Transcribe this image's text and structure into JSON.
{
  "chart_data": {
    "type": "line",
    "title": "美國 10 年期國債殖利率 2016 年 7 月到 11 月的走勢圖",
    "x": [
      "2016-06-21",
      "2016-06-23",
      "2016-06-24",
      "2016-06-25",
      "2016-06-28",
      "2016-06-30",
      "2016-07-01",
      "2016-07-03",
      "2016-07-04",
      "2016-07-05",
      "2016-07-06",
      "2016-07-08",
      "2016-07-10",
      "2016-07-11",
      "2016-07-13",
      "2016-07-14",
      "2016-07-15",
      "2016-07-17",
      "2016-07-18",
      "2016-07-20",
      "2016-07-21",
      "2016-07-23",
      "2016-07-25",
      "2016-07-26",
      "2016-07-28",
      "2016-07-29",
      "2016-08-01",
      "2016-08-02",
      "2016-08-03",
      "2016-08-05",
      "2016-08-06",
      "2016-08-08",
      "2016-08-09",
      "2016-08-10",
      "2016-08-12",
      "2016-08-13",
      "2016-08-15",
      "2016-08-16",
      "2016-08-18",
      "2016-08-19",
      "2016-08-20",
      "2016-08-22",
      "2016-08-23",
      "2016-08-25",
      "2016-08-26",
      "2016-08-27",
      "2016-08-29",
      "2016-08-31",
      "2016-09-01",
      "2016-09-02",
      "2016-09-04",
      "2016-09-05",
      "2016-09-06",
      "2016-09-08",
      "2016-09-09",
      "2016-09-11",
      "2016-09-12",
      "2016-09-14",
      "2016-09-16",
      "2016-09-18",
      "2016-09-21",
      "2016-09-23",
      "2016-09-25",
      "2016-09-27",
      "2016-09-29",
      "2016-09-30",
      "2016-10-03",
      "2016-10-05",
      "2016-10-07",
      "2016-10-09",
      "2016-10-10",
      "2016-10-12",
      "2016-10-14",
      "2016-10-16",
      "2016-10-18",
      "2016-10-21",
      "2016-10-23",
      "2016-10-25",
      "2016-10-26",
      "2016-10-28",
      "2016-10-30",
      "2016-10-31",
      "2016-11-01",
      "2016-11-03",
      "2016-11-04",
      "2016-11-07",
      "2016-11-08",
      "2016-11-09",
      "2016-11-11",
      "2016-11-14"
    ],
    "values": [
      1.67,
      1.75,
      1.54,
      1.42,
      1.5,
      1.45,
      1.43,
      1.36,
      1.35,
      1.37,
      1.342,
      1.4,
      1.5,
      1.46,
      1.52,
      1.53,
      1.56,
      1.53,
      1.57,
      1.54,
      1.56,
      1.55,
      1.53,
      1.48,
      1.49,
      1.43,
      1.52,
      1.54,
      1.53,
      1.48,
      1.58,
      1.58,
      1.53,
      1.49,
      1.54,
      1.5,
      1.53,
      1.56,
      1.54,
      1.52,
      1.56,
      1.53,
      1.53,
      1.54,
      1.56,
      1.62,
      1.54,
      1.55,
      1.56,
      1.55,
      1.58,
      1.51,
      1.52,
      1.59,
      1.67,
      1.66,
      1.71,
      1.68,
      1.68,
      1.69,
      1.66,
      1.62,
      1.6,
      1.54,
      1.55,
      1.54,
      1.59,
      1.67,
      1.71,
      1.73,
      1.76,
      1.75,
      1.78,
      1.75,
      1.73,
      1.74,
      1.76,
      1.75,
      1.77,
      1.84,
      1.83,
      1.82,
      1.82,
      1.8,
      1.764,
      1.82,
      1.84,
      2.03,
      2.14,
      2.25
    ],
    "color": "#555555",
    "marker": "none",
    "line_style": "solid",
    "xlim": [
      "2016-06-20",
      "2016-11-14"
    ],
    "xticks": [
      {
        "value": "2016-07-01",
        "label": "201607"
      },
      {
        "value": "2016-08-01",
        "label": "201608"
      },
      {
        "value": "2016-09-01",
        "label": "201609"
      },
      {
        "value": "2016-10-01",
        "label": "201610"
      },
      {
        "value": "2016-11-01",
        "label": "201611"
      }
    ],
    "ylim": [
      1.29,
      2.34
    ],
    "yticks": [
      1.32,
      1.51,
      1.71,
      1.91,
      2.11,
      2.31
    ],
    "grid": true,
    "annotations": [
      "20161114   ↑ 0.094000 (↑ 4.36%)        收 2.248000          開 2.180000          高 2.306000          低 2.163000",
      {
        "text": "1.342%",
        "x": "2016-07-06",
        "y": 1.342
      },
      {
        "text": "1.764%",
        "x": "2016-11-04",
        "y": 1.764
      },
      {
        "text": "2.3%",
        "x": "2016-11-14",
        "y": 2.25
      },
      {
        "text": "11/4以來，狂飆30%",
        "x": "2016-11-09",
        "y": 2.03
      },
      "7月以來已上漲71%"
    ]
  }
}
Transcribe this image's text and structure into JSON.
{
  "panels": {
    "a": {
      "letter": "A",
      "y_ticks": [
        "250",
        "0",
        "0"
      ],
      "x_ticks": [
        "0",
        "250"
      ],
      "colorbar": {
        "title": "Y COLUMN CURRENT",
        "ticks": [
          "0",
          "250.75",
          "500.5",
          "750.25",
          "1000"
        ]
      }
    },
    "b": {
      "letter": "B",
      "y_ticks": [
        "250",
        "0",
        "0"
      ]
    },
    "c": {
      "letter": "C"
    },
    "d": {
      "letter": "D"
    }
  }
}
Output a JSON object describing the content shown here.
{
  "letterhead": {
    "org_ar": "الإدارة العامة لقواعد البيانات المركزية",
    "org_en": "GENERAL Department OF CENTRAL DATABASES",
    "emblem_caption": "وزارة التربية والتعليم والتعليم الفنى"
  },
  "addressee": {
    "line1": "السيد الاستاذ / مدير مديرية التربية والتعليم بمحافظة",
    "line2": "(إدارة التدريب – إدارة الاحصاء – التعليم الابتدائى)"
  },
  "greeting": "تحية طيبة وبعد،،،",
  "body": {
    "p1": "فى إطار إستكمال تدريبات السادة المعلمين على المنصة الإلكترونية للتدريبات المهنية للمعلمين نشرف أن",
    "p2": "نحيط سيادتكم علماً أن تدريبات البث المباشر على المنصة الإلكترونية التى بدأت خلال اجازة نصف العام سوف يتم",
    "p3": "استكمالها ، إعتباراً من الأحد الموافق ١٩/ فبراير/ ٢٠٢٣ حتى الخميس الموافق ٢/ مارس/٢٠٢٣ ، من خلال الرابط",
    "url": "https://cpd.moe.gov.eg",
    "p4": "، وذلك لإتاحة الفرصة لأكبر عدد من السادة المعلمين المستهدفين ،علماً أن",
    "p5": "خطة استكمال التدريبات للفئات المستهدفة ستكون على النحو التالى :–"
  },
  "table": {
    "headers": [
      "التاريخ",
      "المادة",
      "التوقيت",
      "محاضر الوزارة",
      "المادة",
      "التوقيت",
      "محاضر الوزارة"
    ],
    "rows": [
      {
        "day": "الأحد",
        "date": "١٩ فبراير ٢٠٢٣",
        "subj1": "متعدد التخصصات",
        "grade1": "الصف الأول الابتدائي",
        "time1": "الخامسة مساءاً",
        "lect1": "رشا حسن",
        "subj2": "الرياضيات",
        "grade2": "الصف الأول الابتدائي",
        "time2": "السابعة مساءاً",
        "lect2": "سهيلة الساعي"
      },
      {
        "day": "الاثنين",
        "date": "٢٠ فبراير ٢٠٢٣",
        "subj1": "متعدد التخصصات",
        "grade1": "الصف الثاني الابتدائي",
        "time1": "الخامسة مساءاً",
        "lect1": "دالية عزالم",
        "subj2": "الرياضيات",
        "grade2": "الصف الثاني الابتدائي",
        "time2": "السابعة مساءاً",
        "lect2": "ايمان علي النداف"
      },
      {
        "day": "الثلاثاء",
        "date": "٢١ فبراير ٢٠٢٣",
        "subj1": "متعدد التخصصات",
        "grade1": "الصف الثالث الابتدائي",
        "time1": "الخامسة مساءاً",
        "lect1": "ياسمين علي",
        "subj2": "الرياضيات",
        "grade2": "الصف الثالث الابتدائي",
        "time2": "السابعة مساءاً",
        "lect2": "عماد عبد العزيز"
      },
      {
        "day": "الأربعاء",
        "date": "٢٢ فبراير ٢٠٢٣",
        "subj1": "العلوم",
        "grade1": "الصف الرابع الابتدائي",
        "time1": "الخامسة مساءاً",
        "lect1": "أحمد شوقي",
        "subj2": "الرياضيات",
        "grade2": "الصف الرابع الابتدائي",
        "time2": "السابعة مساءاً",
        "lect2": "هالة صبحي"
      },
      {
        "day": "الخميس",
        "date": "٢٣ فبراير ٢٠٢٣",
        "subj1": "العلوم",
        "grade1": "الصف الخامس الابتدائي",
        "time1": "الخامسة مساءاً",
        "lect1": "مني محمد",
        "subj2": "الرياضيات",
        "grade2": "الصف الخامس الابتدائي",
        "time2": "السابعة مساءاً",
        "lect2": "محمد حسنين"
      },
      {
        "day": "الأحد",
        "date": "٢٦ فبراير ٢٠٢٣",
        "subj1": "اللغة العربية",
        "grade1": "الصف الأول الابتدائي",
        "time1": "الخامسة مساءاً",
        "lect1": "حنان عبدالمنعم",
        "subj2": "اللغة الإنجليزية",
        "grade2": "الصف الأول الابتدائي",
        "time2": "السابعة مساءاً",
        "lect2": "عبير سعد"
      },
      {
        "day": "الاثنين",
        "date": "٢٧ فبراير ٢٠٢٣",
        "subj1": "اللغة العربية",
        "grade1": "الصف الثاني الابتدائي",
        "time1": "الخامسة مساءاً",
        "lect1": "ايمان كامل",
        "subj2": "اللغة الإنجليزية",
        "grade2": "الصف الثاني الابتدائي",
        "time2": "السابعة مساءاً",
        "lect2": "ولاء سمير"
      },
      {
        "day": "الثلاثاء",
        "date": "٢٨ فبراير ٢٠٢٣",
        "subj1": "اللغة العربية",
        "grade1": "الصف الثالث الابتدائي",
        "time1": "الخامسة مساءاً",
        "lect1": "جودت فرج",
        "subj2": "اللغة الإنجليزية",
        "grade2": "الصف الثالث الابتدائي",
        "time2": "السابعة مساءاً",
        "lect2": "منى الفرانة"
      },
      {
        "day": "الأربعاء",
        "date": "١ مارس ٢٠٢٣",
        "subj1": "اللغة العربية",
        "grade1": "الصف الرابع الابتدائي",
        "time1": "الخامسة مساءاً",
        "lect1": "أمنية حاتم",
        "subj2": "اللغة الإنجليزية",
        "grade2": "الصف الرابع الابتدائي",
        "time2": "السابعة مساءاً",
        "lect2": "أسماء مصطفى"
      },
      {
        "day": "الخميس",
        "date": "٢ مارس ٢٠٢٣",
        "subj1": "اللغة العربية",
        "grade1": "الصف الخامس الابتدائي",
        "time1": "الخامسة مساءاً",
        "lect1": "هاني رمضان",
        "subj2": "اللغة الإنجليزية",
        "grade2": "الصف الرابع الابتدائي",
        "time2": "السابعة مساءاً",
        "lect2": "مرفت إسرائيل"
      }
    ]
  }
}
=-=-=
**Task statement**
Identify each line containing the string "date" and copy it out.

**Complete response**
        "date": "١٩ فبراير ٢٠٢٣",
        "date": "٢٠ فبراير ٢٠٢٣",
        "date": "٢١ فبراير ٢٠٢٣",
        "date": "٢٢ فبراير ٢٠٢٣",
        "date": "٢٣ فبراير ٢٠٢٣",
        "date": "٢٦ فبراير ٢٠٢٣",
        "date": "٢٧ فبراير ٢٠٢٣",
        "date": "٢٨ فبراير ٢٠٢٣",
        "date": "١ مارس ٢٠٢٣",
        "date": "٢ مارس ٢٠٢٣",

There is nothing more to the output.